— start Record extracts —
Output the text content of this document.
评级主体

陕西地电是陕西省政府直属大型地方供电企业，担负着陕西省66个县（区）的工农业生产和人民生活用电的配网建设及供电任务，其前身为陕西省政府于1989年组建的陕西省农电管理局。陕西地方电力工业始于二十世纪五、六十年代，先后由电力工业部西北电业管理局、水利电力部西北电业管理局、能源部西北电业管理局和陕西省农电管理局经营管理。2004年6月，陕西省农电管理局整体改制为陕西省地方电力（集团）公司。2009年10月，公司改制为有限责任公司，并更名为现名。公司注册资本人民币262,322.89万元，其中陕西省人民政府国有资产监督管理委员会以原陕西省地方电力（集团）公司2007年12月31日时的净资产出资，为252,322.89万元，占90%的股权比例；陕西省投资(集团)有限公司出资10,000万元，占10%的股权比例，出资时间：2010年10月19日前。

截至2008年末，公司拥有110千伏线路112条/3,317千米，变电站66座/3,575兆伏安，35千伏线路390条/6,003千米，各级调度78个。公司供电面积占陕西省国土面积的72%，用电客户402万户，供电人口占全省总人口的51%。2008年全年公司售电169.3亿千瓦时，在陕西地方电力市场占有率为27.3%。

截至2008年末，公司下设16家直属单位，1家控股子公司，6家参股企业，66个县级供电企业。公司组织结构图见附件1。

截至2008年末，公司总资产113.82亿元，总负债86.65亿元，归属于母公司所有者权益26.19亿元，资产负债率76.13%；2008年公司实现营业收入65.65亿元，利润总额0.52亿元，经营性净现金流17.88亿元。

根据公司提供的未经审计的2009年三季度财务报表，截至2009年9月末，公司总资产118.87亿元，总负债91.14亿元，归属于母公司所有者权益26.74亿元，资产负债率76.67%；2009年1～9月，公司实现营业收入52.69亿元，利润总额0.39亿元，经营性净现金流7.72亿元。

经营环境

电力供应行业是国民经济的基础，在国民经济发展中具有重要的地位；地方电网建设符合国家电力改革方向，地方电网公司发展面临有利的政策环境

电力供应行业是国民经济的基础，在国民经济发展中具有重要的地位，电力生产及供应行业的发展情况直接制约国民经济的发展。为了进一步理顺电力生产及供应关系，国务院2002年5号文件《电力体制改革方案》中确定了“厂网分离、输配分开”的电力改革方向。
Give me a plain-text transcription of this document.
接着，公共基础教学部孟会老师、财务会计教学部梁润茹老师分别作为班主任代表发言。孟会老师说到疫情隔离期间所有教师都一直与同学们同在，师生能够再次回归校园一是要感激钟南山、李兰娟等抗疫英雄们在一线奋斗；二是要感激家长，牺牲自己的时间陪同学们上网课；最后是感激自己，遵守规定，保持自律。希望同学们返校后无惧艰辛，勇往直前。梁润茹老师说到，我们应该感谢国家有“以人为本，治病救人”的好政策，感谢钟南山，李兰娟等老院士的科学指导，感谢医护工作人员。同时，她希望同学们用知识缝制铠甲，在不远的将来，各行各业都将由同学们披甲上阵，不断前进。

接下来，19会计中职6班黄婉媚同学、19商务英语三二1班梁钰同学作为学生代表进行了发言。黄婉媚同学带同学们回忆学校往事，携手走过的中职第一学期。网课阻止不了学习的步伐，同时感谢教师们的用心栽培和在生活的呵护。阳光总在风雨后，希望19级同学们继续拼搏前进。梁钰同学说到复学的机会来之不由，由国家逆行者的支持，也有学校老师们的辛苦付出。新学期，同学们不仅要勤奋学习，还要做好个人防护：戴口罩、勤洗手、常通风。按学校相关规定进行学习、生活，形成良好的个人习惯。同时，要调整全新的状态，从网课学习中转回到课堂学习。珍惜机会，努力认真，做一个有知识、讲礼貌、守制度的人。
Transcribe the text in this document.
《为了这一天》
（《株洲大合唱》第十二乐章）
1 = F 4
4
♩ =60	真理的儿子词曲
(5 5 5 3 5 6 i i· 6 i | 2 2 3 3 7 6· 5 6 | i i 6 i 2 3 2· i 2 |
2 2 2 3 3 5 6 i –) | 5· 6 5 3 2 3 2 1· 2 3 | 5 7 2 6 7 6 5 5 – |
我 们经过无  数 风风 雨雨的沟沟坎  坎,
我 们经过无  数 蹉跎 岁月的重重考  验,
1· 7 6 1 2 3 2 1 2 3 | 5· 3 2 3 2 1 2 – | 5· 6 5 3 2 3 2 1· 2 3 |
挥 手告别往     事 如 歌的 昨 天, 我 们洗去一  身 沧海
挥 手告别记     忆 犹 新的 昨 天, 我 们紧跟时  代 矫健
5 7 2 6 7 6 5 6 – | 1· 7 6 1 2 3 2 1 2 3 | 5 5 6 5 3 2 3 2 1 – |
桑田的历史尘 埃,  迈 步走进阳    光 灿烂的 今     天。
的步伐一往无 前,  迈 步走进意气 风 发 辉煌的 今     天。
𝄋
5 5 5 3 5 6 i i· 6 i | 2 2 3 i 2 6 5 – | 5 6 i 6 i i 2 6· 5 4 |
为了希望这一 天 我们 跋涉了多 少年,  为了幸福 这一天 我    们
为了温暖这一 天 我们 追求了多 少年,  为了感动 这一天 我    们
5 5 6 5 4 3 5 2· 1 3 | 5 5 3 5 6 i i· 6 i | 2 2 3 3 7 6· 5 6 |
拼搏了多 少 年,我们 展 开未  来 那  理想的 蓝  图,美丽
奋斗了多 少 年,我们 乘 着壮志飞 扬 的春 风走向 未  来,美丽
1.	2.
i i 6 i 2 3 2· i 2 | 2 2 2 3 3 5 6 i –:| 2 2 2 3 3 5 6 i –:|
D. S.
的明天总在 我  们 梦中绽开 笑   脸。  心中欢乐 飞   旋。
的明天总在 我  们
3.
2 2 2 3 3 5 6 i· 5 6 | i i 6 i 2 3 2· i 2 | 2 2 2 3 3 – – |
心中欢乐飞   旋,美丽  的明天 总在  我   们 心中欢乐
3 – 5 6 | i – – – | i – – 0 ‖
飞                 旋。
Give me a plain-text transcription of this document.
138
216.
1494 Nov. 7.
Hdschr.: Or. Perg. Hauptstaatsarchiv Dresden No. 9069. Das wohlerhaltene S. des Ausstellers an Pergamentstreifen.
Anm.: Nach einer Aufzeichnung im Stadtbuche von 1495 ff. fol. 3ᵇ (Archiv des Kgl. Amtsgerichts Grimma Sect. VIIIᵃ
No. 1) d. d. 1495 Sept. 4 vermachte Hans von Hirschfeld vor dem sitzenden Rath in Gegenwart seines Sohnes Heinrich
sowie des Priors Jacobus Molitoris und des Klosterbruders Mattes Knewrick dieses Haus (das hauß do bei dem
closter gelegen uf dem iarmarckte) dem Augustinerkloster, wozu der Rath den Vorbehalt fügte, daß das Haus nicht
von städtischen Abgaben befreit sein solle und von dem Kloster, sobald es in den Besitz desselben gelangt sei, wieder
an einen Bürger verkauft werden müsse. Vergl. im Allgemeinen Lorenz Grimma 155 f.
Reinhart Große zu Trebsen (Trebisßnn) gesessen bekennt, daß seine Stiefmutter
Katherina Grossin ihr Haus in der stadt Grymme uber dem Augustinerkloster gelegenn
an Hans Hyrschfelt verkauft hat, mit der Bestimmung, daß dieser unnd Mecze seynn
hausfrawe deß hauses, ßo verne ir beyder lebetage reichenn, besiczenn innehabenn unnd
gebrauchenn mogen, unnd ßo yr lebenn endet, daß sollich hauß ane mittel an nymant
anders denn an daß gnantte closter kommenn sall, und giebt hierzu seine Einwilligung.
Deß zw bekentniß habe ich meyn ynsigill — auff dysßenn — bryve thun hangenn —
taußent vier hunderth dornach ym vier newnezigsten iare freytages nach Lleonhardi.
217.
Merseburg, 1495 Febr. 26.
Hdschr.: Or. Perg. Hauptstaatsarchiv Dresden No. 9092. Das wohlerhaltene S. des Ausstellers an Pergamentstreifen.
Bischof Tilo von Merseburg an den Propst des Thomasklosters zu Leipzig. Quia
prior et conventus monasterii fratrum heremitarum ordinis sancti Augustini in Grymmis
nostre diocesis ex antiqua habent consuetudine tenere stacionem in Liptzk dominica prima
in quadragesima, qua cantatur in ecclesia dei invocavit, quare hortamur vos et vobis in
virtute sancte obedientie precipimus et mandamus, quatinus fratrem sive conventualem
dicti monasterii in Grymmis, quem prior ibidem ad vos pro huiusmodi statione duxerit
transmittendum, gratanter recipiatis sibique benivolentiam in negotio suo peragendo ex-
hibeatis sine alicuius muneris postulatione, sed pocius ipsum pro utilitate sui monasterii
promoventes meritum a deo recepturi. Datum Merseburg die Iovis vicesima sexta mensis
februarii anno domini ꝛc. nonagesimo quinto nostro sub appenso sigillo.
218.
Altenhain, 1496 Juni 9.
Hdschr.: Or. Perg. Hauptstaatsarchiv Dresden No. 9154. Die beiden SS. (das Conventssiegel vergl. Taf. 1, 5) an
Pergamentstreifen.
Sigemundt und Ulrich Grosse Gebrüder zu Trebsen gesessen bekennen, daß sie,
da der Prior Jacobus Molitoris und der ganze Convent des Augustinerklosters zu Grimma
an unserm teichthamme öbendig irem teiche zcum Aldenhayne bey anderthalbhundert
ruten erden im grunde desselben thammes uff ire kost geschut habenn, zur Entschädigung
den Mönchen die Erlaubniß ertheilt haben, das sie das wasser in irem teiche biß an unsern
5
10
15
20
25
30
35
— end Record extracts —
* Task brief: Say how many lines have the string "Jacobus" in them, offering no words beyond the number.

* Right answer: 2